--- Start Supplied entries ---

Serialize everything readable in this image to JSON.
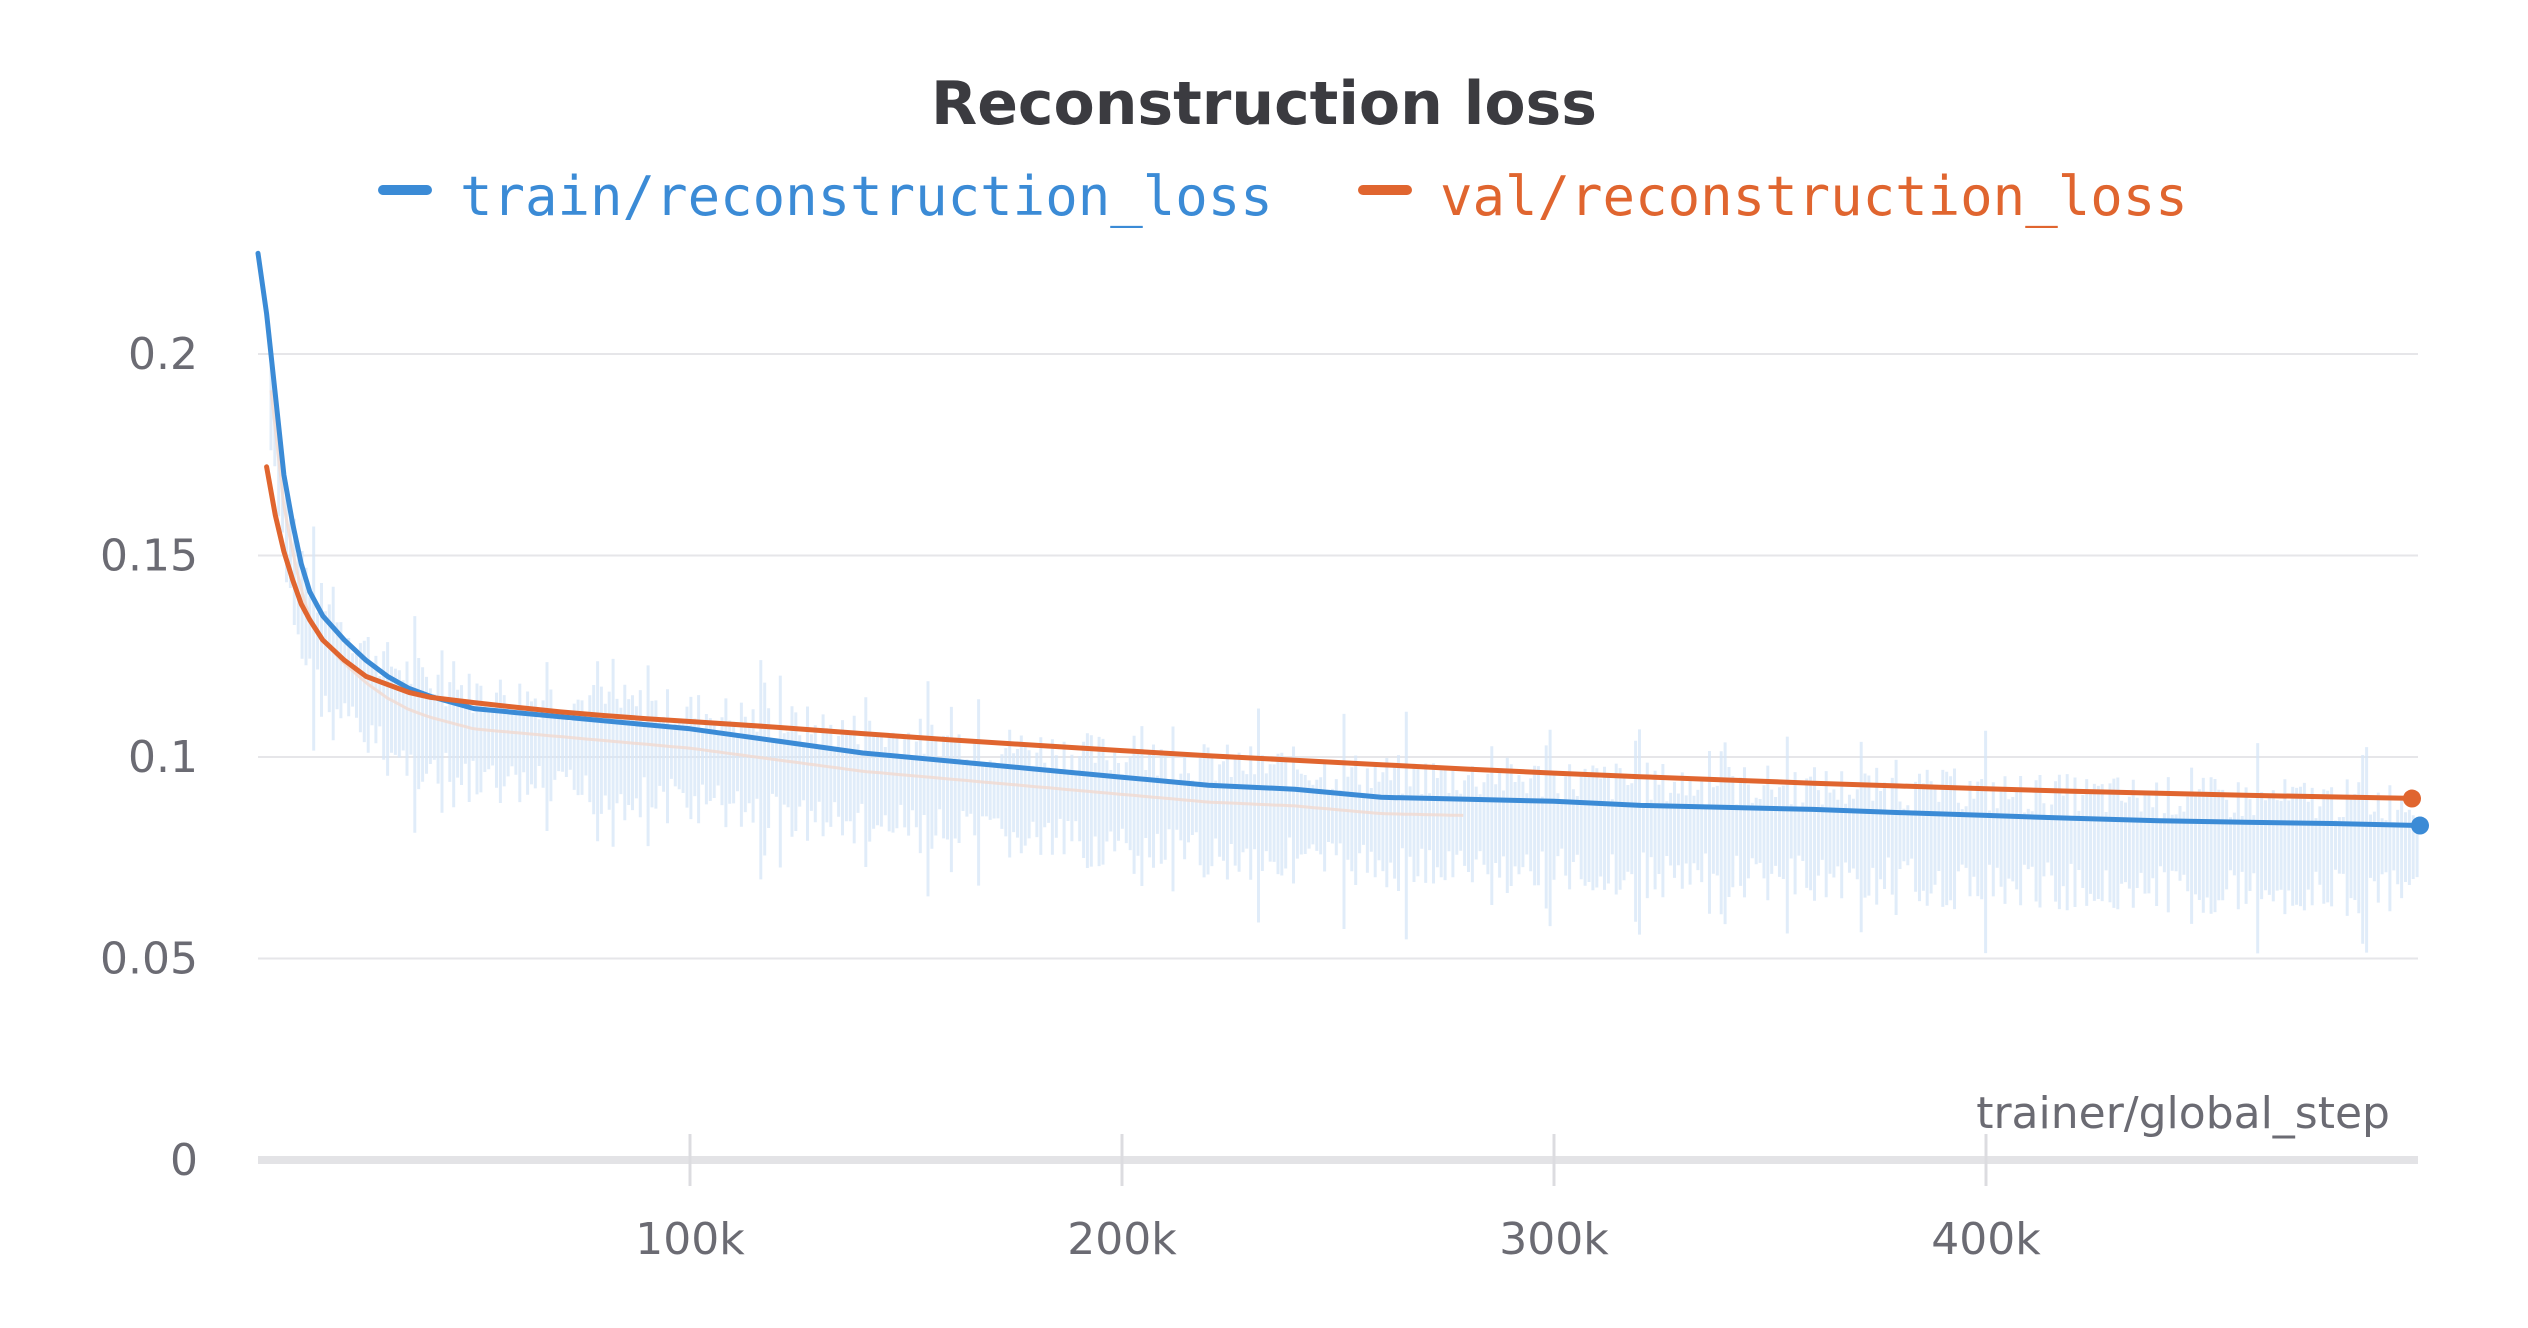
{
  "chart_data": {
    "type": "line",
    "title": "Reconstruction loss",
    "xlabel": "trainer/global_step",
    "ylabel": "",
    "xlim": [
      0,
      500000
    ],
    "ylim": [
      0,
      0.22
    ],
    "x_ticks": [
      100000,
      200000,
      300000,
      400000
    ],
    "x_tick_labels": [
      "100k",
      "200k",
      "300k",
      "400k"
    ],
    "y_ticks": [
      0,
      0.05,
      0.1,
      0.15,
      0.2
    ],
    "y_tick_labels": [
      "0",
      "0.05",
      "0.1",
      "0.15",
      "0.2"
    ],
    "grid": true,
    "legend_position": "top-center",
    "series": [
      {
        "name": "train/reconstruction_loss",
        "color": "#3b8bd6",
        "x": [
          0,
          2000,
          4000,
          6000,
          8000,
          10000,
          12000,
          15000,
          20000,
          25000,
          30000,
          35000,
          40000,
          50000,
          60000,
          70000,
          80000,
          90000,
          100000,
          120000,
          140000,
          160000,
          180000,
          200000,
          220000,
          240000,
          260000,
          280000,
          300000,
          320000,
          340000,
          360000,
          380000,
          400000,
          420000,
          440000,
          460000,
          480000,
          500000
        ],
        "values": [
          0.225,
          0.21,
          0.19,
          0.17,
          0.158,
          0.148,
          0.141,
          0.135,
          0.129,
          0.124,
          0.12,
          0.117,
          0.115,
          0.112,
          0.111,
          0.11,
          0.109,
          0.108,
          0.107,
          0.104,
          0.101,
          0.099,
          0.097,
          0.095,
          0.093,
          0.092,
          0.09,
          0.0895,
          0.089,
          0.088,
          0.0875,
          0.087,
          0.0862,
          0.0855,
          0.0848,
          0.0842,
          0.0838,
          0.0835,
          0.083
        ]
      },
      {
        "name": "val/reconstruction_loss",
        "color": "#e0652f",
        "x": [
          2000,
          4000,
          6000,
          8000,
          10000,
          12000,
          15000,
          20000,
          25000,
          30000,
          35000,
          40000,
          50000,
          60000,
          70000,
          80000,
          90000,
          100000,
          120000,
          140000,
          160000,
          180000,
          200000,
          220000,
          240000,
          260000,
          280000,
          300000,
          320000,
          340000,
          360000,
          380000,
          400000,
          420000,
          440000,
          460000,
          480000,
          500000
        ],
        "values": [
          0.172,
          0.16,
          0.151,
          0.144,
          0.138,
          0.134,
          0.129,
          0.124,
          0.12,
          0.118,
          0.116,
          0.1148,
          0.1135,
          0.1123,
          0.1112,
          0.1103,
          0.1095,
          0.1088,
          0.1074,
          0.1058,
          0.1043,
          0.1029,
          0.1016,
          0.1003,
          0.0992,
          0.0981,
          0.097,
          0.096,
          0.0951,
          0.0943,
          0.0935,
          0.0928,
          0.0921,
          0.0915,
          0.091,
          0.0905,
          0.0901,
          0.0897
        ]
      }
    ]
  }
}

--- End Supplied entries ---

● Directions
Leave the pictures out and copy the rest of the data exactly.

● Problem solution
Serialize everything readable in this image to JSON.
{
  "chart_data": {
    "type": "line",
    "title": "Reconstruction loss",
    "xlabel": "trainer/global_step",
    "ylabel": "",
    "xlim": [
      0,
      500000
    ],
    "ylim": [
      0,
      0.22
    ],
    "x_ticks": [
      100000,
      200000,
      300000,
      400000
    ],
    "x_tick_labels": [
      "100k",
      "200k",
      "300k",
      "400k"
    ],
    "y_ticks": [
      0,
      0.05,
      0.1,
      0.15,
      0.2
    ],
    "y_tick_labels": [
      "0",
      "0.05",
      "0.1",
      "0.15",
      "0.2"
    ],
    "grid": true,
    "legend_position": "top-center",
    "series": [
      {
        "name": "train/reconstruction_loss",
        "color": "#3b8bd6",
        "x": [
          0,
          2000,
          4000,
          6000,
          8000,
          10000,
          12000,
          15000,
          20000,
          25000,
          30000,
          35000,
          40000,
          50000,
          60000,
          70000,
          80000,
          90000,
          100000,
          120000,
          140000,
          160000,
          180000,
          200000,
          220000,
          240000,
          260000,
          280000,
          300000,
          320000,
          340000,
          360000,
          380000,
          400000,
          420000,
          440000,
          460000,
          480000,
          500000
        ],
        "values": [
          0.225,
          0.21,
          0.19,
          0.17,
          0.158,
          0.148,
          0.141,
          0.135,
          0.129,
          0.124,
          0.12,
          0.117,
          0.115,
          0.112,
          0.111,
          0.11,
          0.109,
          0.108,
          0.107,
          0.104,
          0.101,
          0.099,
          0.097,
          0.095,
          0.093,
          0.092,
          0.09,
          0.0895,
          0.089,
          0.088,
          0.0875,
          0.087,
          0.0862,
          0.0855,
          0.0848,
          0.0842,
          0.0838,
          0.0835,
          0.083
        ]
      },
      {
        "name": "val/reconstruction_loss",
        "color": "#e0652f",
        "x": [
          2000,
          4000,
          6000,
          8000,
          10000,
          12000,
          15000,
          20000,
          25000,
          30000,
          35000,
          40000,
          50000,
          60000,
          70000,
          80000,
          90000,
          100000,
          120000,
          140000,
          160000,
          180000,
          200000,
          220000,
          240000,
          260000,
          280000,
          300000,
          320000,
          340000,
          360000,
          380000,
          400000,
          420000,
          440000,
          460000,
          480000,
          500000
        ],
        "values": [
          0.172,
          0.16,
          0.151,
          0.144,
          0.138,
          0.134,
          0.129,
          0.124,
          0.12,
          0.118,
          0.116,
          0.1148,
          0.1135,
          0.1123,
          0.1112,
          0.1103,
          0.1095,
          0.1088,
          0.1074,
          0.1058,
          0.1043,
          0.1029,
          0.1016,
          0.1003,
          0.0992,
          0.0981,
          0.097,
          0.096,
          0.0951,
          0.0943,
          0.0935,
          0.0928,
          0.0921,
          0.0915,
          0.091,
          0.0905,
          0.0901,
          0.0897
        ]
      }
    ]
  }
}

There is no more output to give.